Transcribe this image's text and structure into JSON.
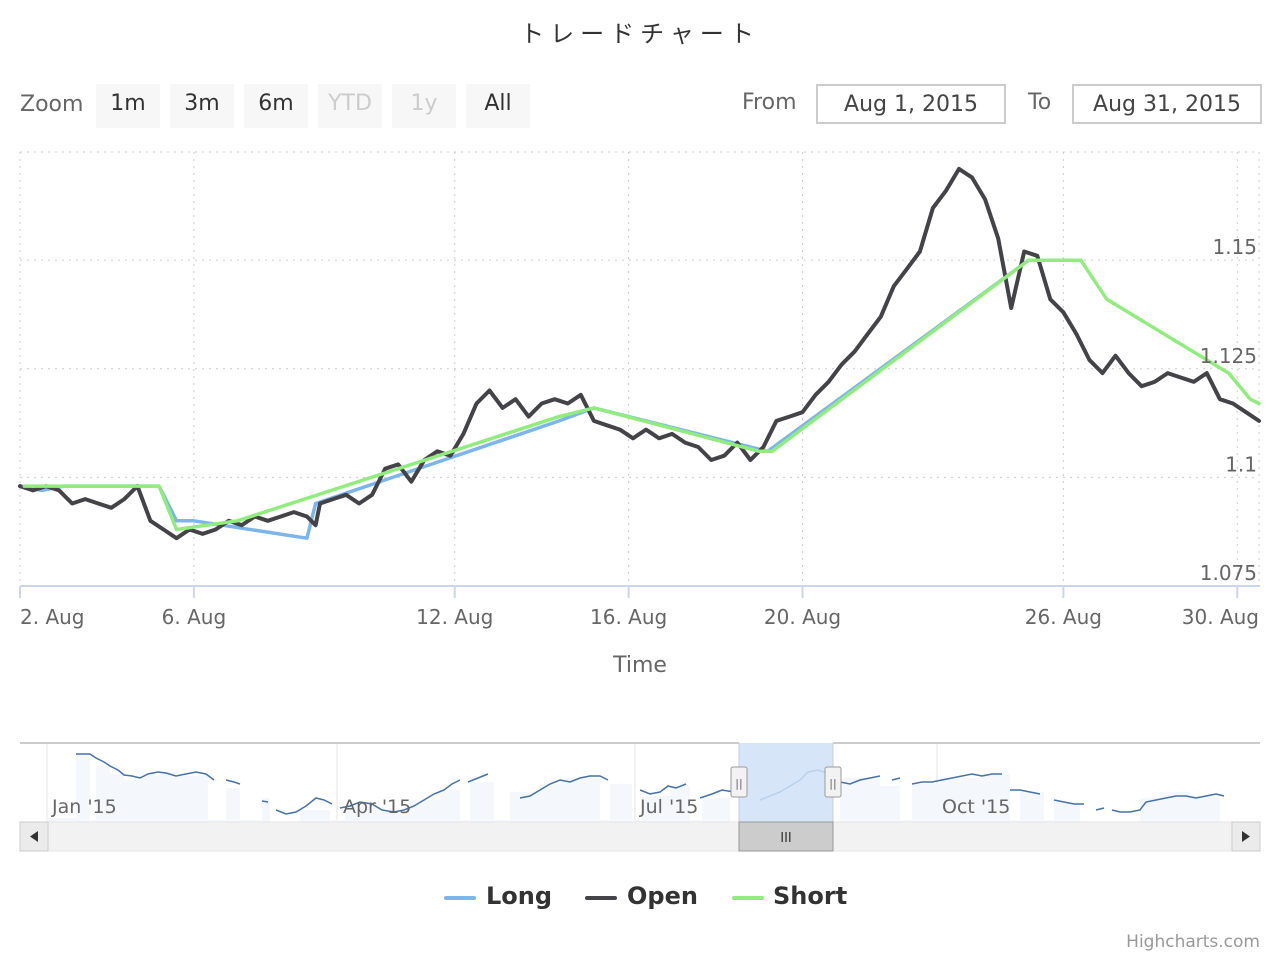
{
  "title": "トレードチャート",
  "range_selector": {
    "zoom_label": "Zoom",
    "buttons": [
      {
        "label": "1m",
        "enabled": true
      },
      {
        "label": "3m",
        "enabled": true
      },
      {
        "label": "6m",
        "enabled": true
      },
      {
        "label": "YTD",
        "enabled": false
      },
      {
        "label": "1y",
        "enabled": false
      },
      {
        "label": "All",
        "enabled": true
      }
    ],
    "from_label": "From",
    "from_value": "Aug 1, 2015",
    "to_label": "To",
    "to_value": "Aug 31, 2015"
  },
  "colors": {
    "long": "#7cb5ec",
    "open": "#434348",
    "short": "#90ed7d",
    "navigator_fill": "#cfe2f7",
    "navigator_line": "#4572a7"
  },
  "navigator": {
    "labels": [
      "Jan '15",
      "Apr '15",
      "Jul '15",
      "Oct '15"
    ],
    "scrollbar_grip": "III",
    "handle_glyph": "||"
  },
  "legend": {
    "items": [
      {
        "label": "Long"
      },
      {
        "label": "Open"
      },
      {
        "label": "Short"
      }
    ]
  },
  "credits": "Highcharts.com",
  "chart_data": {
    "type": "line",
    "title": "トレードチャート",
    "xlabel": "Time",
    "ylabel": "",
    "x_ticks": [
      {
        "day": 2,
        "label": "2. Aug"
      },
      {
        "day": 6,
        "label": "6. Aug"
      },
      {
        "day": 12,
        "label": "12. Aug"
      },
      {
        "day": 16,
        "label": "16. Aug"
      },
      {
        "day": 20,
        "label": "20. Aug"
      },
      {
        "day": 26,
        "label": "26. Aug"
      },
      {
        "day": 30,
        "label": "30. Aug"
      }
    ],
    "y_ticks": [
      {
        "value": 1.075,
        "label": "1.075"
      },
      {
        "value": 1.1,
        "label": "1.1"
      },
      {
        "value": 1.125,
        "label": "1.125"
      },
      {
        "value": 1.15,
        "label": "1.15"
      }
    ],
    "xlim": [
      2,
      30.5
    ],
    "ylim": [
      1.075,
      1.1749
    ],
    "grid": true,
    "legend_position": "bottom",
    "series": [
      {
        "name": "Open",
        "key": "open",
        "x": [
          2.0,
          2.3,
          2.6,
          2.9,
          3.2,
          3.5,
          3.8,
          4.1,
          4.4,
          4.7,
          5.0,
          5.3,
          5.6,
          5.9,
          6.2,
          6.5,
          6.8,
          7.1,
          7.4,
          7.7,
          8.0,
          8.3,
          8.6,
          8.8,
          8.9,
          9.2,
          9.5,
          9.8,
          10.1,
          10.4,
          10.7,
          11.0,
          11.3,
          11.6,
          11.9,
          12.2,
          12.5,
          12.8,
          13.1,
          13.4,
          13.7,
          14.0,
          14.3,
          14.6,
          14.9,
          15.2,
          15.5,
          15.8,
          16.1,
          16.4,
          16.7,
          17.0,
          17.3,
          17.6,
          17.9,
          18.2,
          18.5,
          18.8,
          19.1,
          19.4,
          19.7,
          20.0,
          20.3,
          20.6,
          20.9,
          21.2,
          21.5,
          21.8,
          22.1,
          22.4,
          22.7,
          23.0,
          23.3,
          23.6,
          23.9,
          24.2,
          24.5,
          24.8,
          25.1,
          25.4,
          25.7,
          26.0,
          26.3,
          26.6,
          26.9,
          27.2,
          27.5,
          27.8,
          28.1,
          28.4,
          28.7,
          29.0,
          29.3,
          29.6,
          29.9,
          30.2,
          30.5
        ],
        "y": [
          1.098,
          1.097,
          1.098,
          1.097,
          1.094,
          1.095,
          1.094,
          1.093,
          1.095,
          1.098,
          1.09,
          1.088,
          1.086,
          1.088,
          1.087,
          1.088,
          1.09,
          1.089,
          1.091,
          1.09,
          1.091,
          1.092,
          1.091,
          1.089,
          1.094,
          1.095,
          1.096,
          1.094,
          1.096,
          1.102,
          1.103,
          1.099,
          1.104,
          1.106,
          1.105,
          1.11,
          1.117,
          1.12,
          1.116,
          1.118,
          1.114,
          1.117,
          1.118,
          1.117,
          1.119,
          1.113,
          1.112,
          1.111,
          1.109,
          1.111,
          1.109,
          1.11,
          1.108,
          1.107,
          1.104,
          1.105,
          1.108,
          1.104,
          1.107,
          1.113,
          1.114,
          1.115,
          1.119,
          1.122,
          1.126,
          1.129,
          1.133,
          1.137,
          1.144,
          1.148,
          1.152,
          1.162,
          1.166,
          1.171,
          1.169,
          1.164,
          1.155,
          1.139,
          1.152,
          1.151,
          1.141,
          1.138,
          1.133,
          1.127,
          1.124,
          1.128,
          1.124,
          1.121,
          1.122,
          1.124,
          1.123,
          1.122,
          1.124,
          1.118,
          1.117,
          1.115,
          1.113
        ]
      },
      {
        "name": "Long",
        "key": "long",
        "x": [
          2.0,
          2.5,
          3.0,
          5.2,
          5.6,
          6.0,
          8.6,
          8.8,
          14.4,
          15.2,
          19.2,
          25.2,
          26.4
        ],
        "y": [
          1.098,
          1.097,
          1.098,
          1.098,
          1.09,
          1.09,
          1.086,
          1.094,
          1.113,
          1.116,
          1.106,
          1.15,
          1.15
        ]
      },
      {
        "name": "Short",
        "key": "short",
        "x": [
          2.1,
          5.2,
          5.6,
          7.0,
          14.4,
          15.2,
          19.0,
          19.3,
          25.2,
          26.4,
          27.0,
          29.8,
          30.3,
          30.5
        ],
        "y": [
          1.098,
          1.098,
          1.088,
          1.09,
          1.114,
          1.116,
          1.106,
          1.106,
          1.15,
          1.15,
          1.141,
          1.124,
          1.118,
          1.117
        ]
      }
    ]
  }
}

▶ Instructions for the task:
The records above are to be quoted exactly, with all pictures left out.

▶ The reply:
Transcribe this image's text and structure into JSON.
{
  "title": "トレードチャート",
  "range_selector": {
    "zoom_label": "Zoom",
    "buttons": [
      {
        "label": "1m",
        "enabled": true
      },
      {
        "label": "3m",
        "enabled": true
      },
      {
        "label": "6m",
        "enabled": true
      },
      {
        "label": "YTD",
        "enabled": false
      },
      {
        "label": "1y",
        "enabled": false
      },
      {
        "label": "All",
        "enabled": true
      }
    ],
    "from_label": "From",
    "from_value": "Aug 1, 2015",
    "to_label": "To",
    "to_value": "Aug 31, 2015"
  },
  "colors": {
    "long": "#7cb5ec",
    "open": "#434348",
    "short": "#90ed7d",
    "navigator_fill": "#cfe2f7",
    "navigator_line": "#4572a7"
  },
  "navigator": {
    "labels": [
      "Jan '15",
      "Apr '15",
      "Jul '15",
      "Oct '15"
    ],
    "scrollbar_grip": "III",
    "handle_glyph": "||"
  },
  "legend": {
    "items": [
      {
        "label": "Long"
      },
      {
        "label": "Open"
      },
      {
        "label": "Short"
      }
    ]
  },
  "credits": "Highcharts.com",
  "chart_data": {
    "type": "line",
    "title": "トレードチャート",
    "xlabel": "Time",
    "ylabel": "",
    "x_ticks": [
      {
        "day": 2,
        "label": "2. Aug"
      },
      {
        "day": 6,
        "label": "6. Aug"
      },
      {
        "day": 12,
        "label": "12. Aug"
      },
      {
        "day": 16,
        "label": "16. Aug"
      },
      {
        "day": 20,
        "label": "20. Aug"
      },
      {
        "day": 26,
        "label": "26. Aug"
      },
      {
        "day": 30,
        "label": "30. Aug"
      }
    ],
    "y_ticks": [
      {
        "value": 1.075,
        "label": "1.075"
      },
      {
        "value": 1.1,
        "label": "1.1"
      },
      {
        "value": 1.125,
        "label": "1.125"
      },
      {
        "value": 1.15,
        "label": "1.15"
      }
    ],
    "xlim": [
      2,
      30.5
    ],
    "ylim": [
      1.075,
      1.1749
    ],
    "grid": true,
    "legend_position": "bottom",
    "series": [
      {
        "name": "Open",
        "key": "open",
        "x": [
          2.0,
          2.3,
          2.6,
          2.9,
          3.2,
          3.5,
          3.8,
          4.1,
          4.4,
          4.7,
          5.0,
          5.3,
          5.6,
          5.9,
          6.2,
          6.5,
          6.8,
          7.1,
          7.4,
          7.7,
          8.0,
          8.3,
          8.6,
          8.8,
          8.9,
          9.2,
          9.5,
          9.8,
          10.1,
          10.4,
          10.7,
          11.0,
          11.3,
          11.6,
          11.9,
          12.2,
          12.5,
          12.8,
          13.1,
          13.4,
          13.7,
          14.0,
          14.3,
          14.6,
          14.9,
          15.2,
          15.5,
          15.8,
          16.1,
          16.4,
          16.7,
          17.0,
          17.3,
          17.6,
          17.9,
          18.2,
          18.5,
          18.8,
          19.1,
          19.4,
          19.7,
          20.0,
          20.3,
          20.6,
          20.9,
          21.2,
          21.5,
          21.8,
          22.1,
          22.4,
          22.7,
          23.0,
          23.3,
          23.6,
          23.9,
          24.2,
          24.5,
          24.8,
          25.1,
          25.4,
          25.7,
          26.0,
          26.3,
          26.6,
          26.9,
          27.2,
          27.5,
          27.8,
          28.1,
          28.4,
          28.7,
          29.0,
          29.3,
          29.6,
          29.9,
          30.2,
          30.5
        ],
        "y": [
          1.098,
          1.097,
          1.098,
          1.097,
          1.094,
          1.095,
          1.094,
          1.093,
          1.095,
          1.098,
          1.09,
          1.088,
          1.086,
          1.088,
          1.087,
          1.088,
          1.09,
          1.089,
          1.091,
          1.09,
          1.091,
          1.092,
          1.091,
          1.089,
          1.094,
          1.095,
          1.096,
          1.094,
          1.096,
          1.102,
          1.103,
          1.099,
          1.104,
          1.106,
          1.105,
          1.11,
          1.117,
          1.12,
          1.116,
          1.118,
          1.114,
          1.117,
          1.118,
          1.117,
          1.119,
          1.113,
          1.112,
          1.111,
          1.109,
          1.111,
          1.109,
          1.11,
          1.108,
          1.107,
          1.104,
          1.105,
          1.108,
          1.104,
          1.107,
          1.113,
          1.114,
          1.115,
          1.119,
          1.122,
          1.126,
          1.129,
          1.133,
          1.137,
          1.144,
          1.148,
          1.152,
          1.162,
          1.166,
          1.171,
          1.169,
          1.164,
          1.155,
          1.139,
          1.152,
          1.151,
          1.141,
          1.138,
          1.133,
          1.127,
          1.124,
          1.128,
          1.124,
          1.121,
          1.122,
          1.124,
          1.123,
          1.122,
          1.124,
          1.118,
          1.117,
          1.115,
          1.113
        ]
      },
      {
        "name": "Long",
        "key": "long",
        "x": [
          2.0,
          2.5,
          3.0,
          5.2,
          5.6,
          6.0,
          8.6,
          8.8,
          14.4,
          15.2,
          19.2,
          25.2,
          26.4
        ],
        "y": [
          1.098,
          1.097,
          1.098,
          1.098,
          1.09,
          1.09,
          1.086,
          1.094,
          1.113,
          1.116,
          1.106,
          1.15,
          1.15
        ]
      },
      {
        "name": "Short",
        "key": "short",
        "x": [
          2.1,
          5.2,
          5.6,
          7.0,
          14.4,
          15.2,
          19.0,
          19.3,
          25.2,
          26.4,
          27.0,
          29.8,
          30.3,
          30.5
        ],
        "y": [
          1.098,
          1.098,
          1.088,
          1.09,
          1.114,
          1.116,
          1.106,
          1.106,
          1.15,
          1.15,
          1.141,
          1.124,
          1.118,
          1.117
        ]
      }
    ]
  }
}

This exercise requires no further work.